▶ EXERCISE DETAILS
Exclude any images and output the remaining records exactly.

▶ INPUT ROWS
------------------------------------------------

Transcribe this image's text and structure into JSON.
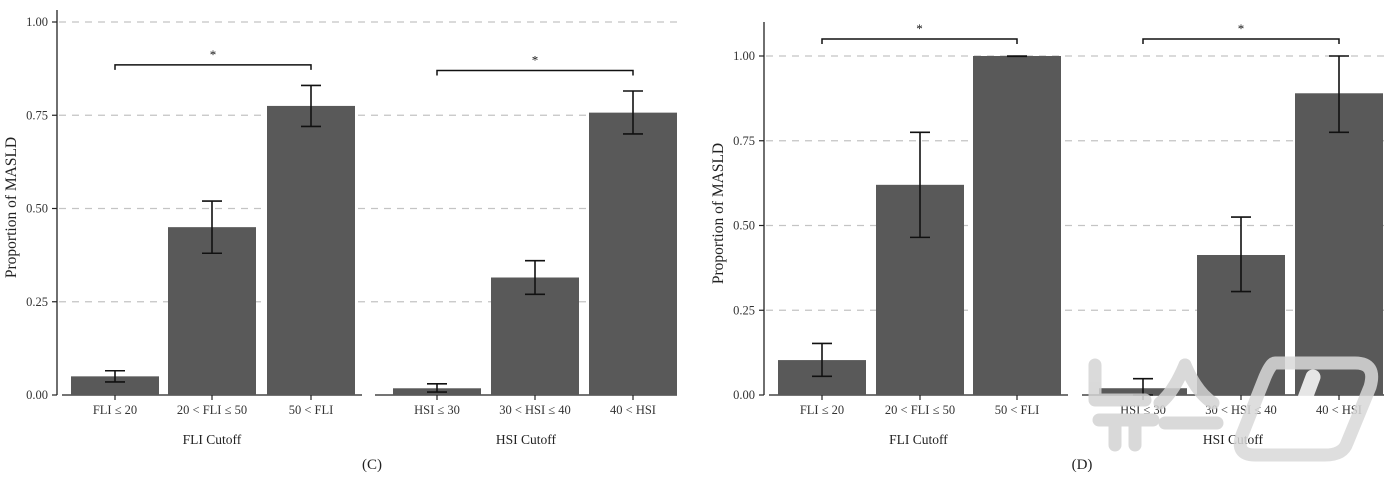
{
  "chart_data": [
    {
      "type": "bar",
      "panel_label": "(C)",
      "ylabel": "Proportion of MASLD",
      "ylim": [
        0,
        1
      ],
      "yticks": [
        "0.00",
        "0.25",
        "0.50",
        "0.75",
        "1.00"
      ],
      "grid": "horizontal dashed",
      "groups": [
        {
          "xlabel": "FLI Cutoff",
          "categories": [
            "FLI ≤ 20",
            "20 < FLI ≤ 50",
            "50 < FLI"
          ],
          "values": [
            0.05,
            0.45,
            0.775
          ],
          "error_low": [
            0.035,
            0.38,
            0.72
          ],
          "error_high": [
            0.065,
            0.52,
            0.83
          ],
          "significance": {
            "from": 0,
            "to": 2,
            "label": "*",
            "y": 0.885
          }
        },
        {
          "xlabel": "HSI Cutoff",
          "categories": [
            "HSI ≤ 30",
            "30 < HSI ≤ 40",
            "40 < HSI"
          ],
          "values": [
            0.018,
            0.315,
            0.757
          ],
          "error_low": [
            0.008,
            0.27,
            0.7
          ],
          "error_high": [
            0.03,
            0.36,
            0.815
          ],
          "significance": {
            "from": 0,
            "to": 2,
            "label": "*",
            "y": 0.87
          }
        }
      ]
    },
    {
      "type": "bar",
      "panel_label": "(D)",
      "ylabel": "Proportion of MASLD",
      "ylim": [
        0,
        1.1
      ],
      "yticks": [
        "0.00",
        "0.25",
        "0.50",
        "0.75",
        "1.00"
      ],
      "grid": "horizontal dashed",
      "groups": [
        {
          "xlabel": "FLI Cutoff",
          "categories": [
            "FLI ≤ 20",
            "20 < FLI ≤ 50",
            "50 < FLI"
          ],
          "values": [
            0.103,
            0.62,
            1.0
          ],
          "error_low": [
            0.055,
            0.465,
            0.999
          ],
          "error_high": [
            0.152,
            0.775,
            1.0
          ],
          "significance": {
            "from": 0,
            "to": 2,
            "label": "*",
            "y": 1.05
          }
        },
        {
          "xlabel": "HSI Cutoff",
          "categories": [
            "HSI ≤ 30",
            "30 < HSI ≤ 40",
            "40 < HSI"
          ],
          "values": [
            0.02,
            0.413,
            0.89
          ],
          "error_low": [
            0.0,
            0.305,
            0.775
          ],
          "error_high": [
            0.048,
            0.525,
            1.0
          ],
          "significance": {
            "from": 0,
            "to": 2,
            "label": "*",
            "y": 1.05
          }
        }
      ]
    }
  ],
  "colors": {
    "bar": "#595959",
    "grid": "#c4c4c4",
    "axis": "#222222",
    "watermark": "#cfcfcf"
  },
  "watermark_text": "뉴스1"
}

------------------------------------------------

▶ RIGHT ANSWER
Transcribe this image's text and structure into JSON.
{
  "chart_data": [
    {
      "type": "bar",
      "panel_label": "(C)",
      "ylabel": "Proportion of MASLD",
      "ylim": [
        0,
        1
      ],
      "yticks": [
        "0.00",
        "0.25",
        "0.50",
        "0.75",
        "1.00"
      ],
      "grid": "horizontal dashed",
      "groups": [
        {
          "xlabel": "FLI Cutoff",
          "categories": [
            "FLI ≤ 20",
            "20 < FLI ≤ 50",
            "50 < FLI"
          ],
          "values": [
            0.05,
            0.45,
            0.775
          ],
          "error_low": [
            0.035,
            0.38,
            0.72
          ],
          "error_high": [
            0.065,
            0.52,
            0.83
          ],
          "significance": {
            "from": 0,
            "to": 2,
            "label": "*",
            "y": 0.885
          }
        },
        {
          "xlabel": "HSI Cutoff",
          "categories": [
            "HSI ≤ 30",
            "30 < HSI ≤ 40",
            "40 < HSI"
          ],
          "values": [
            0.018,
            0.315,
            0.757
          ],
          "error_low": [
            0.008,
            0.27,
            0.7
          ],
          "error_high": [
            0.03,
            0.36,
            0.815
          ],
          "significance": {
            "from": 0,
            "to": 2,
            "label": "*",
            "y": 0.87
          }
        }
      ]
    },
    {
      "type": "bar",
      "panel_label": "(D)",
      "ylabel": "Proportion of MASLD",
      "ylim": [
        0,
        1.1
      ],
      "yticks": [
        "0.00",
        "0.25",
        "0.50",
        "0.75",
        "1.00"
      ],
      "grid": "horizontal dashed",
      "groups": [
        {
          "xlabel": "FLI Cutoff",
          "categories": [
            "FLI ≤ 20",
            "20 < FLI ≤ 50",
            "50 < FLI"
          ],
          "values": [
            0.103,
            0.62,
            1.0
          ],
          "error_low": [
            0.055,
            0.465,
            0.999
          ],
          "error_high": [
            0.152,
            0.775,
            1.0
          ],
          "significance": {
            "from": 0,
            "to": 2,
            "label": "*",
            "y": 1.05
          }
        },
        {
          "xlabel": "HSI Cutoff",
          "categories": [
            "HSI ≤ 30",
            "30 < HSI ≤ 40",
            "40 < HSI"
          ],
          "values": [
            0.02,
            0.413,
            0.89
          ],
          "error_low": [
            0.0,
            0.305,
            0.775
          ],
          "error_high": [
            0.048,
            0.525,
            1.0
          ],
          "significance": {
            "from": 0,
            "to": 2,
            "label": "*",
            "y": 1.05
          }
        }
      ]
    }
  ],
  "colors": {
    "bar": "#595959",
    "grid": "#c4c4c4",
    "axis": "#222222",
    "watermark": "#cfcfcf"
  },
  "watermark_text": "뉴스1"
}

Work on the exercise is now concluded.